Return the whole listing, keeping every character the same.

MATERIAL FOR THIS TASK:
################

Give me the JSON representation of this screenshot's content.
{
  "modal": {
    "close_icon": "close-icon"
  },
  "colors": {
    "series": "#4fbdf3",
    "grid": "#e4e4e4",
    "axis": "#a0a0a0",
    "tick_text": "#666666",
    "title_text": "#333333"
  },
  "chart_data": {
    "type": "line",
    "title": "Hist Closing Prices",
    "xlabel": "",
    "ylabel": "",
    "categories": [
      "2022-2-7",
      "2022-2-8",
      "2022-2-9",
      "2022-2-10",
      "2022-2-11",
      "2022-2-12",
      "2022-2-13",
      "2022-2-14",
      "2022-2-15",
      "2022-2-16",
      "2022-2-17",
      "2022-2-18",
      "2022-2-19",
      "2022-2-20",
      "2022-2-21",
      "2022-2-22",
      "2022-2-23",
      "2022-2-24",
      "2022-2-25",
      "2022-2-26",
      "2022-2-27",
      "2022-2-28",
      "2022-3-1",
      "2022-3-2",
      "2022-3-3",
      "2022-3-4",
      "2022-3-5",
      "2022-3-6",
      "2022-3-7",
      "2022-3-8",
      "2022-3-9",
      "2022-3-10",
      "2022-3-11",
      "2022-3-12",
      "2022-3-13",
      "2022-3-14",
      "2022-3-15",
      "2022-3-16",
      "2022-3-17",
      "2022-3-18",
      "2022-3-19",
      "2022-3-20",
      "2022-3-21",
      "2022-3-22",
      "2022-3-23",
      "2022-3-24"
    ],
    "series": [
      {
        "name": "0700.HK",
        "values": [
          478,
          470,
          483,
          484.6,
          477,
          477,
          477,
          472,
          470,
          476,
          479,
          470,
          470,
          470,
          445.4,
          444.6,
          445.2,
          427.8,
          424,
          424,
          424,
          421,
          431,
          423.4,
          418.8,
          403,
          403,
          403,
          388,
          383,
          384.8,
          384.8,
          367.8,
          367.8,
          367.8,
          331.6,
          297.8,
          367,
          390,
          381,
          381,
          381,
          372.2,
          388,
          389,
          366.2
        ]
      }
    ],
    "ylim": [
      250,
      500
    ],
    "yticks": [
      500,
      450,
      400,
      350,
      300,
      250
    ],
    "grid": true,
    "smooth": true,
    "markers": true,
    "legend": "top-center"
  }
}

################

EXERCISE SOLUTION:
Give me the JSON representation of this screenshot's content.
{
  "modal": {
    "close_icon": "close-icon"
  },
  "colors": {
    "series": "#4fbdf3",
    "grid": "#e4e4e4",
    "axis": "#a0a0a0",
    "tick_text": "#666666",
    "title_text": "#333333"
  },
  "chart_data": {
    "type": "line",
    "title": "Hist Closing Prices",
    "xlabel": "",
    "ylabel": "",
    "categories": [
      "2022-2-7",
      "2022-2-8",
      "2022-2-9",
      "2022-2-10",
      "2022-2-11",
      "2022-2-12",
      "2022-2-13",
      "2022-2-14",
      "2022-2-15",
      "2022-2-16",
      "2022-2-17",
      "2022-2-18",
      "2022-2-19",
      "2022-2-20",
      "2022-2-21",
      "2022-2-22",
      "2022-2-23",
      "2022-2-24",
      "2022-2-25",
      "2022-2-26",
      "2022-2-27",
      "2022-2-28",
      "2022-3-1",
      "2022-3-2",
      "2022-3-3",
      "2022-3-4",
      "2022-3-5",
      "2022-3-6",
      "2022-3-7",
      "2022-3-8",
      "2022-3-9",
      "2022-3-10",
      "2022-3-11",
      "2022-3-12",
      "2022-3-13",
      "2022-3-14",
      "2022-3-15",
      "2022-3-16",
      "2022-3-17",
      "2022-3-18",
      "2022-3-19",
      "2022-3-20",
      "2022-3-21",
      "2022-3-22",
      "2022-3-23",
      "2022-3-24"
    ],
    "series": [
      {
        "name": "0700.HK",
        "values": [
          478,
          470,
          483,
          484.6,
          477,
          477,
          477,
          472,
          470,
          476,
          479,
          470,
          470,
          470,
          445.4,
          444.6,
          445.2,
          427.8,
          424,
          424,
          424,
          421,
          431,
          423.4,
          418.8,
          403,
          403,
          403,
          388,
          383,
          384.8,
          384.8,
          367.8,
          367.8,
          367.8,
          331.6,
          297.8,
          367,
          390,
          381,
          381,
          381,
          372.2,
          388,
          389,
          366.2
        ]
      }
    ],
    "ylim": [
      250,
      500
    ],
    "yticks": [
      500,
      450,
      400,
      350,
      300,
      250
    ],
    "grid": true,
    "smooth": true,
    "markers": true,
    "legend": "top-center"
  }
}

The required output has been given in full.